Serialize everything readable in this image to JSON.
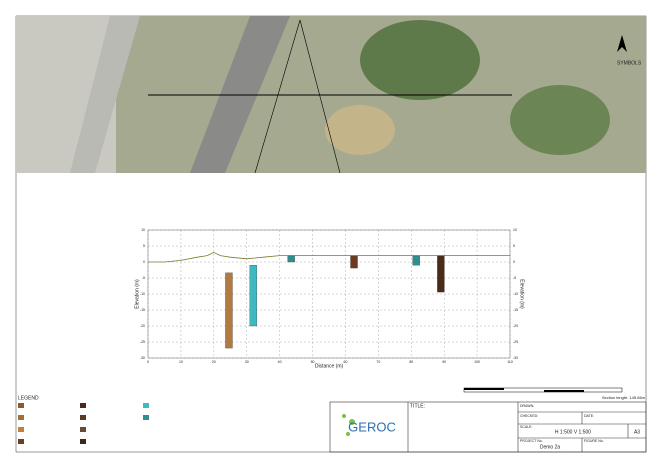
{
  "map": {
    "symbols_title": "SYMBOLS"
  },
  "section": {
    "y_label": "Elevation (m)",
    "x_label": "Distance (m)",
    "xlim": [
      0,
      110
    ],
    "xticks": [
      0,
      10,
      20,
      30,
      40,
      50,
      60,
      70,
      80,
      90,
      100,
      110
    ],
    "ylim": [
      -30,
      10
    ],
    "yticks": [
      10,
      5,
      0,
      -5,
      -10,
      -15,
      -20,
      -25,
      -30
    ],
    "ground": {
      "color": "#7a7a2a",
      "x": [
        0,
        5,
        10,
        15,
        18,
        20,
        22,
        25,
        30,
        35,
        40,
        45,
        50,
        60,
        70,
        80,
        90,
        100,
        110
      ],
      "y": [
        0,
        0,
        0.5,
        1.5,
        2,
        3,
        2,
        1.5,
        1,
        1.5,
        2,
        2,
        2,
        2,
        2,
        2,
        2,
        2,
        2
      ]
    },
    "boreholes": [
      {
        "x": 24.6,
        "top": -3.4,
        "bottom": -26.9,
        "color": "#b07a40"
      },
      {
        "x": 32,
        "top": -1,
        "bottom": -20,
        "color": "#3fb8c0"
      },
      {
        "x": 43.5,
        "top": 1.9,
        "bottom": 0,
        "color": "#2f8f8f"
      },
      {
        "x": 62.6,
        "top": 1.9,
        "bottom": -1.9,
        "color": "#6b3a20"
      },
      {
        "x": 81.5,
        "top": 1.9,
        "bottom": -1,
        "color": "#2f8f8f"
      },
      {
        "x": 89,
        "top": 1.9,
        "bottom": -9.4,
        "color": "#4a2a18"
      }
    ]
  },
  "scale_bar": {
    "note": "Section length: 145.66m"
  },
  "legend": {
    "title": "LEGEND"
  },
  "title_block": {
    "logo": "GEROC",
    "title_label": "TITLE:",
    "drawn": "DRAWN:",
    "checked": "CHECKED:",
    "date": "DATE:",
    "scale_label": "SCALE:",
    "scale": "H 1:500  V 1:500",
    "size": "A3",
    "project_label": "PROJECT No.",
    "project": "Demo 2a",
    "figure_label": "FIGURE No."
  }
}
§
▶ _Exercise details_
Write the records above out again exactly, with no pictures in your copy.

▶ _Response for this exercise_
Serialize everything readable in this image to JSON.
{
  "map": {
    "symbols_title": "SYMBOLS"
  },
  "section": {
    "y_label": "Elevation (m)",
    "x_label": "Distance (m)",
    "xlim": [
      0,
      110
    ],
    "xticks": [
      0,
      10,
      20,
      30,
      40,
      50,
      60,
      70,
      80,
      90,
      100,
      110
    ],
    "ylim": [
      -30,
      10
    ],
    "yticks": [
      10,
      5,
      0,
      -5,
      -10,
      -15,
      -20,
      -25,
      -30
    ],
    "ground": {
      "color": "#7a7a2a",
      "x": [
        0,
        5,
        10,
        15,
        18,
        20,
        22,
        25,
        30,
        35,
        40,
        45,
        50,
        60,
        70,
        80,
        90,
        100,
        110
      ],
      "y": [
        0,
        0,
        0.5,
        1.5,
        2,
        3,
        2,
        1.5,
        1,
        1.5,
        2,
        2,
        2,
        2,
        2,
        2,
        2,
        2,
        2
      ]
    },
    "boreholes": [
      {
        "x": 24.6,
        "top": -3.4,
        "bottom": -26.9,
        "color": "#b07a40"
      },
      {
        "x": 32,
        "top": -1,
        "bottom": -20,
        "color": "#3fb8c0"
      },
      {
        "x": 43.5,
        "top": 1.9,
        "bottom": 0,
        "color": "#2f8f8f"
      },
      {
        "x": 62.6,
        "top": 1.9,
        "bottom": -1.9,
        "color": "#6b3a20"
      },
      {
        "x": 81.5,
        "top": 1.9,
        "bottom": -1,
        "color": "#2f8f8f"
      },
      {
        "x": 89,
        "top": 1.9,
        "bottom": -9.4,
        "color": "#4a2a18"
      }
    ]
  },
  "scale_bar": {
    "note": "Section length: 145.66m"
  },
  "legend": {
    "title": "LEGEND"
  },
  "title_block": {
    "logo": "GEROC",
    "title_label": "TITLE:",
    "drawn": "DRAWN:",
    "checked": "CHECKED:",
    "date": "DATE:",
    "scale_label": "SCALE:",
    "scale": "H 1:500  V 1:500",
    "size": "A3",
    "project_label": "PROJECT No.",
    "project": "Demo 2a",
    "figure_label": "FIGURE No."
  }
}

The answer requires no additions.